── SUPPLIED DATA

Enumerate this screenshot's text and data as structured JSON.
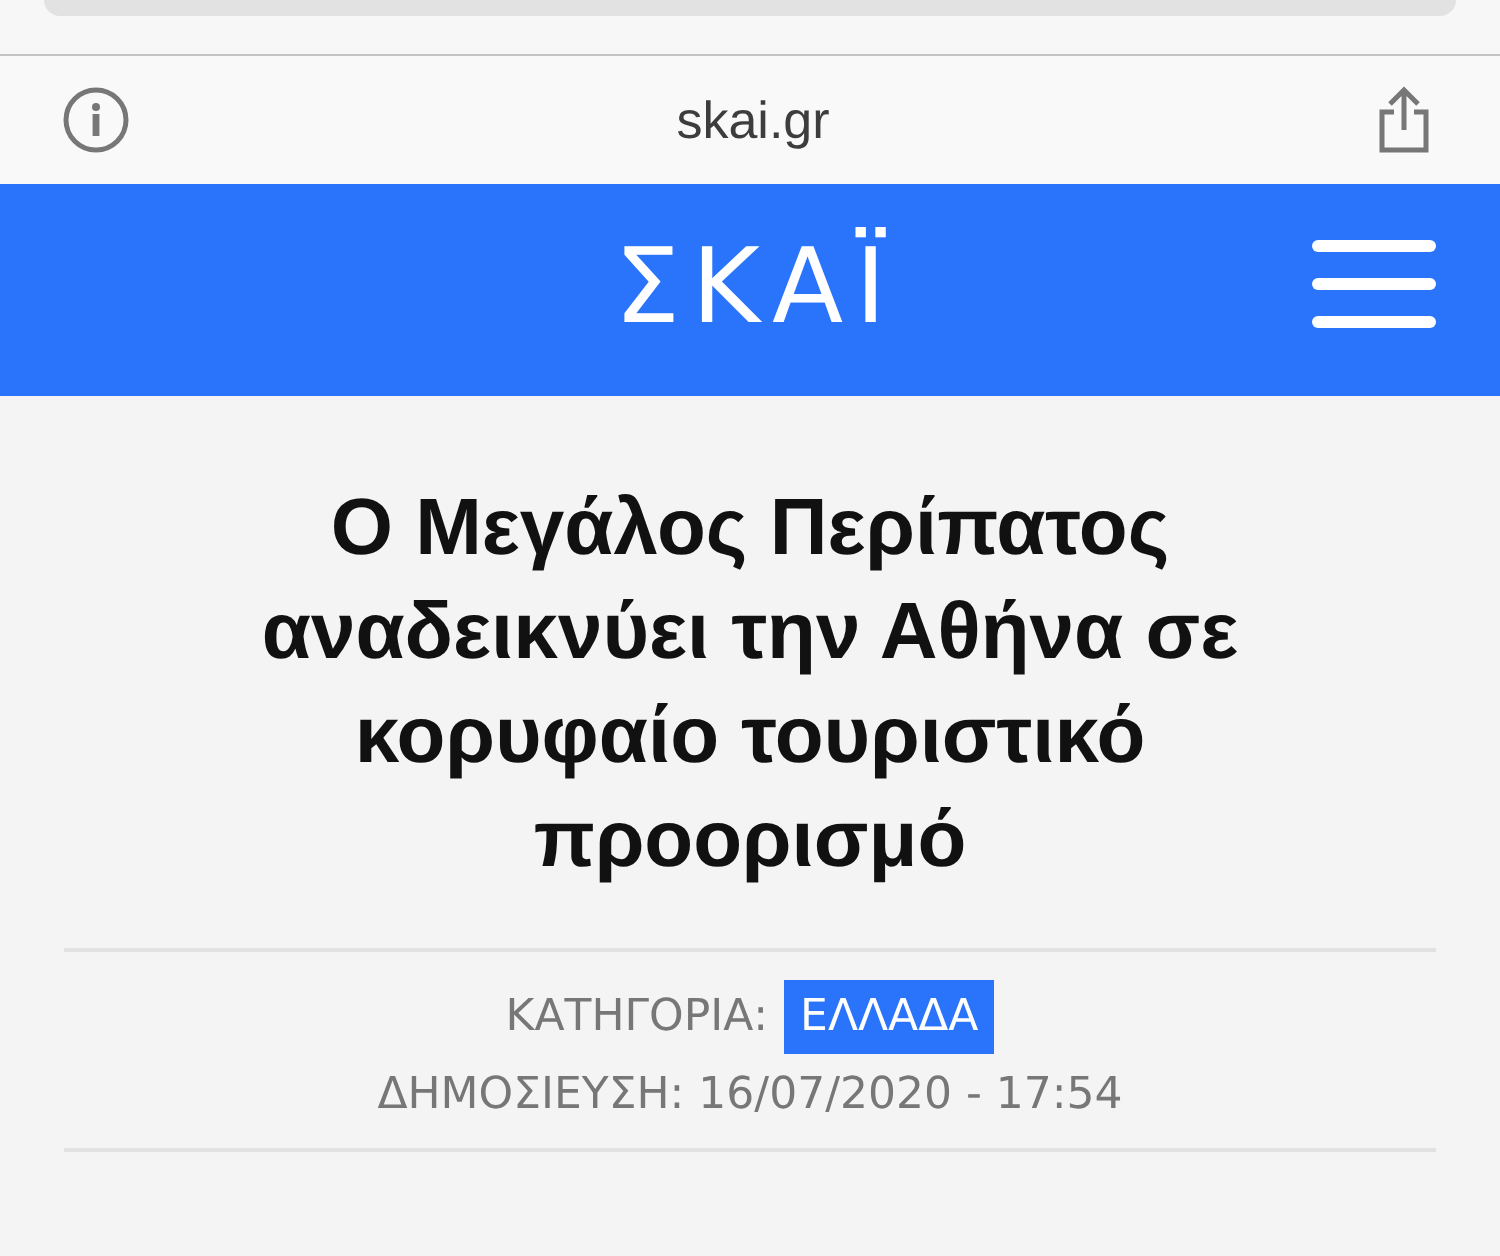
{
  "address_bar": {
    "url": "skai.gr"
  },
  "header": {
    "logo": "ΣΚΑΪ"
  },
  "article": {
    "title": "Ο Μεγάλος Περίπατος αναδεικνύει την Αθήνα σε κορυφαίο τουριστικό προορισμό",
    "category_label": "ΚΑΤΗΓΟΡΙΑ:",
    "category": "ΕΛΛΑΔΑ",
    "published": "ΔΗΜΟΣΙΕΥΣΗ: 16/07/2020 - 17:54"
  }
}
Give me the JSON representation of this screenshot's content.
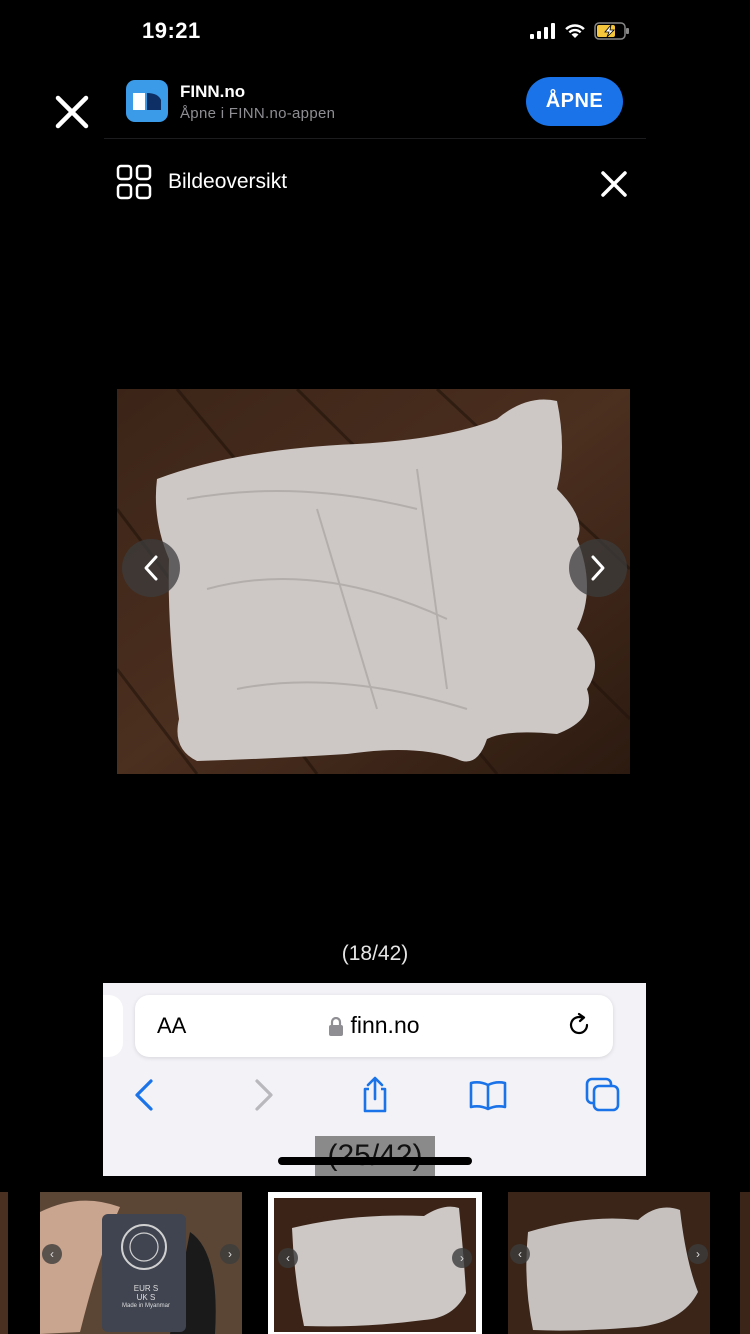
{
  "status_bar": {
    "time": "19:21",
    "icons": [
      "signal-icon",
      "wifi-icon",
      "battery-charging-icon"
    ]
  },
  "smart_banner": {
    "app_name": "FINN.no",
    "subtitle": "Åpne i FINN.no-appen",
    "open_label": "ÅPNE",
    "accent": "#1a73e8"
  },
  "gallery": {
    "header_title": "Bildeoversikt",
    "counter": "(18/42)",
    "thumb_counter": "(25/42)"
  },
  "safari": {
    "text_size_label": "AA",
    "url": "finn.no"
  },
  "thumbnails": [
    {
      "name": "thumb-partial-left"
    },
    {
      "name": "thumb-label",
      "label_lines": [
        "EUR S",
        "UK S",
        "Made in Myanmar"
      ]
    },
    {
      "name": "thumb-selected"
    },
    {
      "name": "thumb-next"
    },
    {
      "name": "thumb-partial-right"
    }
  ]
}
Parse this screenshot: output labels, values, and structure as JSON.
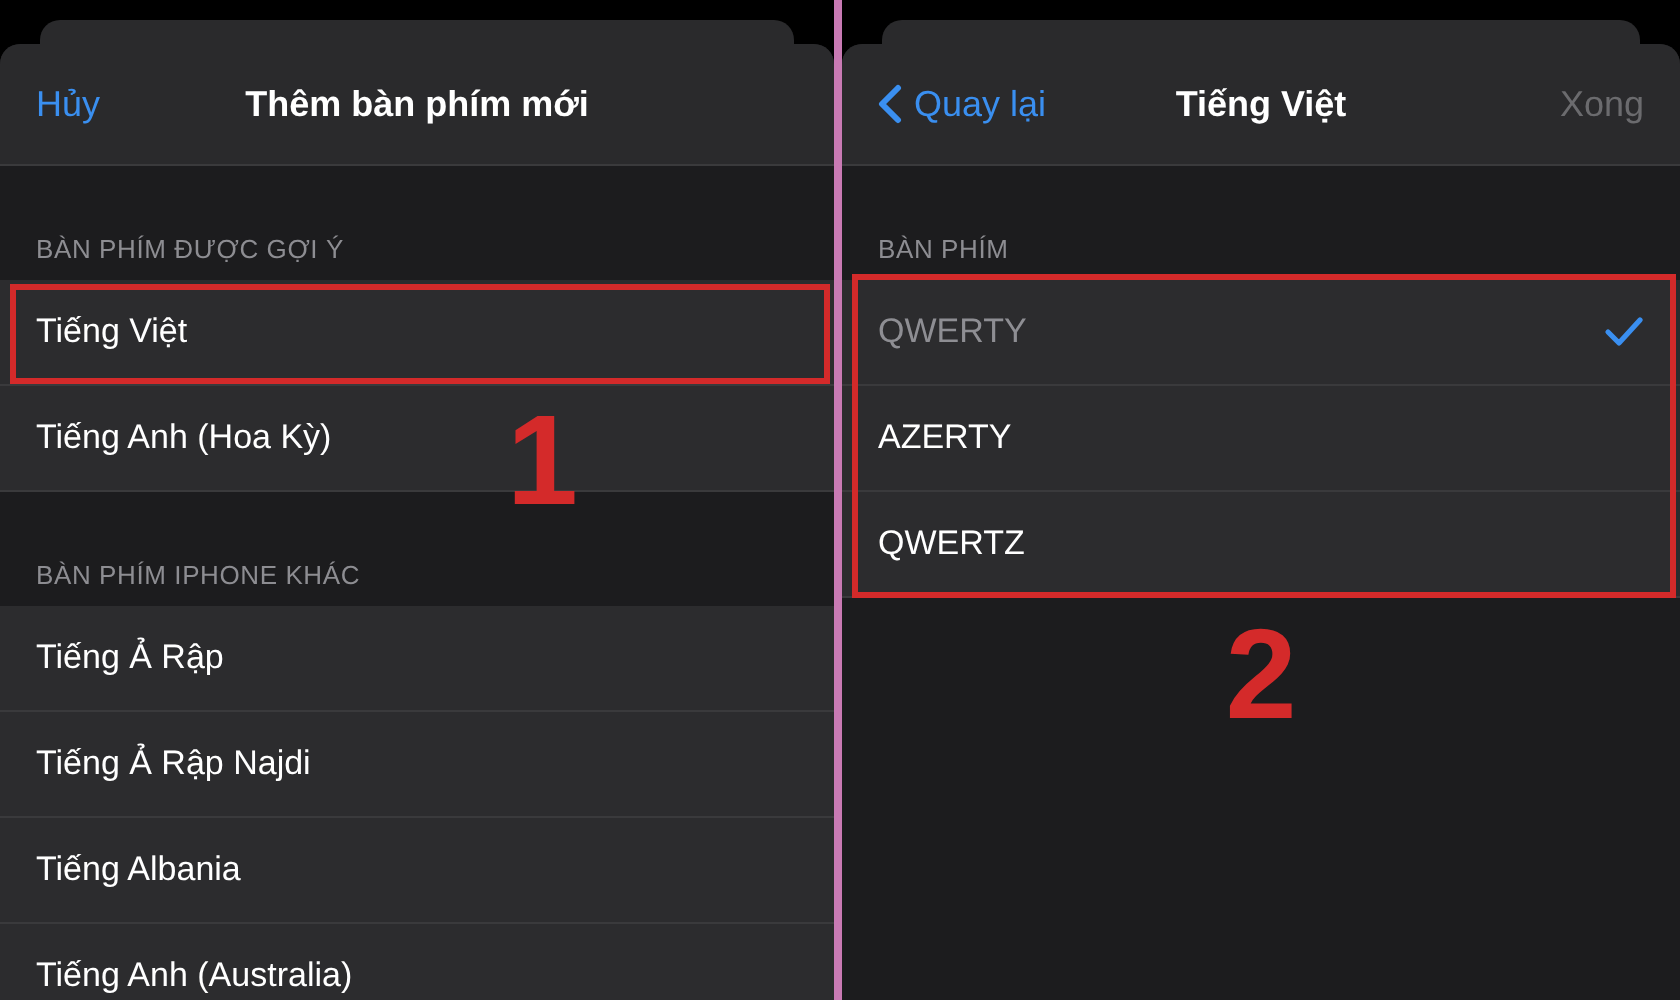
{
  "panels": [
    {
      "nav": {
        "back": "Hủy",
        "back_chevron": false,
        "title": "Thêm bàn phím mới"
      },
      "sections": [
        {
          "header": "BÀN PHÍM ĐƯỢC GỢI Ý",
          "kind": "first-framed",
          "annotation": "1",
          "rows": [
            {
              "label": "Tiếng Việt",
              "selected": false,
              "disabled": false
            },
            {
              "label": "Tiếng Anh (Hoa Kỳ)",
              "selected": false,
              "disabled": false
            }
          ]
        },
        {
          "header": "BÀN PHÍM IPHONE KHÁC",
          "kind": "plain",
          "rows": [
            {
              "label": "Tiếng Ả Rập",
              "selected": false,
              "disabled": false
            },
            {
              "label": "Tiếng Ả Rập Najdi",
              "selected": false,
              "disabled": false
            },
            {
              "label": "Tiếng Albania",
              "selected": false,
              "disabled": false
            },
            {
              "label": "Tiếng Anh (Australia)",
              "selected": false,
              "disabled": false
            }
          ]
        }
      ]
    },
    {
      "nav": {
        "back": "Quay lại",
        "back_chevron": true,
        "title": "Tiếng Việt",
        "done": "Xong"
      },
      "sections": [
        {
          "header": "BÀN PHÍM",
          "kind": "framed",
          "annotation": "2",
          "rows": [
            {
              "label": "QWERTY",
              "selected": true,
              "disabled": true
            },
            {
              "label": "AZERTY",
              "selected": false,
              "disabled": false
            },
            {
              "label": "QWERTZ",
              "selected": false,
              "disabled": false
            }
          ]
        }
      ]
    }
  ]
}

────

(EXERCISE GOAL) Determine the number of lines in the listing that hold the word "partial", and supply that number and nothing further.

(SOLUTION) 2